■ **Task statement**
Could you print all the entries exactly?
----- Exercise materials
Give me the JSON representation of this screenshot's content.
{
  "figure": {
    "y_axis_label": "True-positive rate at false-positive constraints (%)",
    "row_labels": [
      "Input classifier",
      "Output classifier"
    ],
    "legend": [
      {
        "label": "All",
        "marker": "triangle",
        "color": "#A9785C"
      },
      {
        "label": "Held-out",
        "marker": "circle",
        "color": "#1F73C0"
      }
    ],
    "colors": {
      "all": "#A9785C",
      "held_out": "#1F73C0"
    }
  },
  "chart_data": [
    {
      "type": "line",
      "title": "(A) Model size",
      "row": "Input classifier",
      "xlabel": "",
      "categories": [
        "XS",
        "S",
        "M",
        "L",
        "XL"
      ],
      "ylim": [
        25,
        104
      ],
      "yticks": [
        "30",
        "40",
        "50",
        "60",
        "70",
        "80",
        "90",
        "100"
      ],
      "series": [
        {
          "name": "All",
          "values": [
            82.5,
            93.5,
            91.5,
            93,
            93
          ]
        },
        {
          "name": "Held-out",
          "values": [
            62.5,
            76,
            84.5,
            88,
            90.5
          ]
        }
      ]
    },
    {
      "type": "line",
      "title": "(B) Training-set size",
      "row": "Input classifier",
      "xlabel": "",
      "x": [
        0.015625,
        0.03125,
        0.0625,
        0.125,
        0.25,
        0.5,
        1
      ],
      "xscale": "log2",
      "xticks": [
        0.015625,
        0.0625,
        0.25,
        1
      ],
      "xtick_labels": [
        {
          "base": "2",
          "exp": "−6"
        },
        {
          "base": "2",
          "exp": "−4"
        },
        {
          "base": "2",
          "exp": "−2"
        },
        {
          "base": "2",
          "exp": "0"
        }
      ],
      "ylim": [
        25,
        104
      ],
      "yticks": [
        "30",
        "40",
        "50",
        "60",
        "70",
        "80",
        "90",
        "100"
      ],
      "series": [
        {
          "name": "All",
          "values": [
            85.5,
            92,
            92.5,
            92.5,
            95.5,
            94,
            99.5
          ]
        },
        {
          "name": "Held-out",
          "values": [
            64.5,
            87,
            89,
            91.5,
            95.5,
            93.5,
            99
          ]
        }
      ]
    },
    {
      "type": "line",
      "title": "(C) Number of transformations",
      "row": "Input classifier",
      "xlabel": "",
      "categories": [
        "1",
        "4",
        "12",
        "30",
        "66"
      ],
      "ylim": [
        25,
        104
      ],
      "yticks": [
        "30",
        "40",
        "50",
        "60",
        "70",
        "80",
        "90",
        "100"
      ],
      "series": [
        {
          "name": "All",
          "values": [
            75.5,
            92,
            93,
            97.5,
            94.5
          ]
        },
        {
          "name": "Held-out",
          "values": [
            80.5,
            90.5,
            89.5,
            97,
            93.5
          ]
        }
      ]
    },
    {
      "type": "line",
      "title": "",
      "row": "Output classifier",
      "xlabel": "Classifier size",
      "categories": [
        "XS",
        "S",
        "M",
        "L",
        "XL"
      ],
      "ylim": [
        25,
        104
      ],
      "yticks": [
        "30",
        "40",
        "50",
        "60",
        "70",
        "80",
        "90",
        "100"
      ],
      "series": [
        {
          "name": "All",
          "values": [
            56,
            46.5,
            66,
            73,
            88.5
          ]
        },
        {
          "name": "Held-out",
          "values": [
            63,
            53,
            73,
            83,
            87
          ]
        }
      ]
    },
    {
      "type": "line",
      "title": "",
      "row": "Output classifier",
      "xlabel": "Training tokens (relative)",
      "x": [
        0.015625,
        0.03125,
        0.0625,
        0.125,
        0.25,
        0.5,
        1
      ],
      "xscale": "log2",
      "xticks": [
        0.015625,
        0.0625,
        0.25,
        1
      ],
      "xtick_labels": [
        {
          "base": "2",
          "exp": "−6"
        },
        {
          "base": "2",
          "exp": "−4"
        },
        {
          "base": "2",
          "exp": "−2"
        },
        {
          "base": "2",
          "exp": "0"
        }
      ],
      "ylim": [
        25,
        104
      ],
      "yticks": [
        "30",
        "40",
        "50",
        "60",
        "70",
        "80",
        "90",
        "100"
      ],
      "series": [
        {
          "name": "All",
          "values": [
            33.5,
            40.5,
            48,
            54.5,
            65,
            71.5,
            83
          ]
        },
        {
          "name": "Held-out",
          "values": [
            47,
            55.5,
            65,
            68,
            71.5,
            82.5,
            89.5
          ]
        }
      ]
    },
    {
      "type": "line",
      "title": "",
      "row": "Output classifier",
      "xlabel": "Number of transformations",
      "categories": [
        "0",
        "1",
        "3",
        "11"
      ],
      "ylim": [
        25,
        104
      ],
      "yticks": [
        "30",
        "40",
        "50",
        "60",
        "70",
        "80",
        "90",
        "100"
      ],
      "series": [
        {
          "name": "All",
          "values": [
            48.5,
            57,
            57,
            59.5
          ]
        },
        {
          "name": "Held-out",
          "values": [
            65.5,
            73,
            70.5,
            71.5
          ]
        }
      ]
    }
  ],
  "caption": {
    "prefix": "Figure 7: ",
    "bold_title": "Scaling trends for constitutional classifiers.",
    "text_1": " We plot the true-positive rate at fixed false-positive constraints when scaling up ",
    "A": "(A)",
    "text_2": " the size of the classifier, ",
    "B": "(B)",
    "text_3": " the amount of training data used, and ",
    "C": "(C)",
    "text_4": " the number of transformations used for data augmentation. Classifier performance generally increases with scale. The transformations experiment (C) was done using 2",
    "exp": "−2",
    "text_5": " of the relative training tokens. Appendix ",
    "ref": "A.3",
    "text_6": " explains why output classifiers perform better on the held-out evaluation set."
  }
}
----------
■ **Finished exercise**
Give me the JSON representation of this screenshot's content.
{
  "figure": {
    "y_axis_label": "True-positive rate at false-positive constraints (%)",
    "row_labels": [
      "Input classifier",
      "Output classifier"
    ],
    "legend": [
      {
        "label": "All",
        "marker": "triangle",
        "color": "#A9785C"
      },
      {
        "label": "Held-out",
        "marker": "circle",
        "color": "#1F73C0"
      }
    ],
    "colors": {
      "all": "#A9785C",
      "held_out": "#1F73C0"
    }
  },
  "chart_data": [
    {
      "type": "line",
      "title": "(A) Model size",
      "row": "Input classifier",
      "xlabel": "",
      "categories": [
        "XS",
        "S",
        "M",
        "L",
        "XL"
      ],
      "ylim": [
        25,
        104
      ],
      "yticks": [
        "30",
        "40",
        "50",
        "60",
        "70",
        "80",
        "90",
        "100"
      ],
      "series": [
        {
          "name": "All",
          "values": [
            82.5,
            93.5,
            91.5,
            93,
            93
          ]
        },
        {
          "name": "Held-out",
          "values": [
            62.5,
            76,
            84.5,
            88,
            90.5
          ]
        }
      ]
    },
    {
      "type": "line",
      "title": "(B) Training-set size",
      "row": "Input classifier",
      "xlabel": "",
      "x": [
        0.015625,
        0.03125,
        0.0625,
        0.125,
        0.25,
        0.5,
        1
      ],
      "xscale": "log2",
      "xticks": [
        0.015625,
        0.0625,
        0.25,
        1
      ],
      "xtick_labels": [
        {
          "base": "2",
          "exp": "−6"
        },
        {
          "base": "2",
          "exp": "−4"
        },
        {
          "base": "2",
          "exp": "−2"
        },
        {
          "base": "2",
          "exp": "0"
        }
      ],
      "ylim": [
        25,
        104
      ],
      "yticks": [
        "30",
        "40",
        "50",
        "60",
        "70",
        "80",
        "90",
        "100"
      ],
      "series": [
        {
          "name": "All",
          "values": [
            85.5,
            92,
            92.5,
            92.5,
            95.5,
            94,
            99.5
          ]
        },
        {
          "name": "Held-out",
          "values": [
            64.5,
            87,
            89,
            91.5,
            95.5,
            93.5,
            99
          ]
        }
      ]
    },
    {
      "type": "line",
      "title": "(C) Number of transformations",
      "row": "Input classifier",
      "xlabel": "",
      "categories": [
        "1",
        "4",
        "12",
        "30",
        "66"
      ],
      "ylim": [
        25,
        104
      ],
      "yticks": [
        "30",
        "40",
        "50",
        "60",
        "70",
        "80",
        "90",
        "100"
      ],
      "series": [
        {
          "name": "All",
          "values": [
            75.5,
            92,
            93,
            97.5,
            94.5
          ]
        },
        {
          "name": "Held-out",
          "values": [
            80.5,
            90.5,
            89.5,
            97,
            93.5
          ]
        }
      ]
    },
    {
      "type": "line",
      "title": "",
      "row": "Output classifier",
      "xlabel": "Classifier size",
      "categories": [
        "XS",
        "S",
        "M",
        "L",
        "XL"
      ],
      "ylim": [
        25,
        104
      ],
      "yticks": [
        "30",
        "40",
        "50",
        "60",
        "70",
        "80",
        "90",
        "100"
      ],
      "series": [
        {
          "name": "All",
          "values": [
            56,
            46.5,
            66,
            73,
            88.5
          ]
        },
        {
          "name": "Held-out",
          "values": [
            63,
            53,
            73,
            83,
            87
          ]
        }
      ]
    },
    {
      "type": "line",
      "title": "",
      "row": "Output classifier",
      "xlabel": "Training tokens (relative)",
      "x": [
        0.015625,
        0.03125,
        0.0625,
        0.125,
        0.25,
        0.5,
        1
      ],
      "xscale": "log2",
      "xticks": [
        0.015625,
        0.0625,
        0.25,
        1
      ],
      "xtick_labels": [
        {
          "base": "2",
          "exp": "−6"
        },
        {
          "base": "2",
          "exp": "−4"
        },
        {
          "base": "2",
          "exp": "−2"
        },
        {
          "base": "2",
          "exp": "0"
        }
      ],
      "ylim": [
        25,
        104
      ],
      "yticks": [
        "30",
        "40",
        "50",
        "60",
        "70",
        "80",
        "90",
        "100"
      ],
      "series": [
        {
          "name": "All",
          "values": [
            33.5,
            40.5,
            48,
            54.5,
            65,
            71.5,
            83
          ]
        },
        {
          "name": "Held-out",
          "values": [
            47,
            55.5,
            65,
            68,
            71.5,
            82.5,
            89.5
          ]
        }
      ]
    },
    {
      "type": "line",
      "title": "",
      "row": "Output classifier",
      "xlabel": "Number of transformations",
      "categories": [
        "0",
        "1",
        "3",
        "11"
      ],
      "ylim": [
        25,
        104
      ],
      "yticks": [
        "30",
        "40",
        "50",
        "60",
        "70",
        "80",
        "90",
        "100"
      ],
      "series": [
        {
          "name": "All",
          "values": [
            48.5,
            57,
            57,
            59.5
          ]
        },
        {
          "name": "Held-out",
          "values": [
            65.5,
            73,
            70.5,
            71.5
          ]
        }
      ]
    }
  ],
  "caption": {
    "prefix": "Figure 7: ",
    "bold_title": "Scaling trends for constitutional classifiers.",
    "text_1": " We plot the true-positive rate at fixed false-positive constraints when scaling up ",
    "A": "(A)",
    "text_2": " the size of the classifier, ",
    "B": "(B)",
    "text_3": " the amount of training data used, and ",
    "C": "(C)",
    "text_4": " the number of transformations used for data augmentation. Classifier performance generally increases with scale. The transformations experiment (C) was done using 2",
    "exp": "−2",
    "text_5": " of the relative training tokens. Appendix ",
    "ref": "A.3",
    "text_6": " explains why output classifiers perform better on the held-out evaluation set."
  }
}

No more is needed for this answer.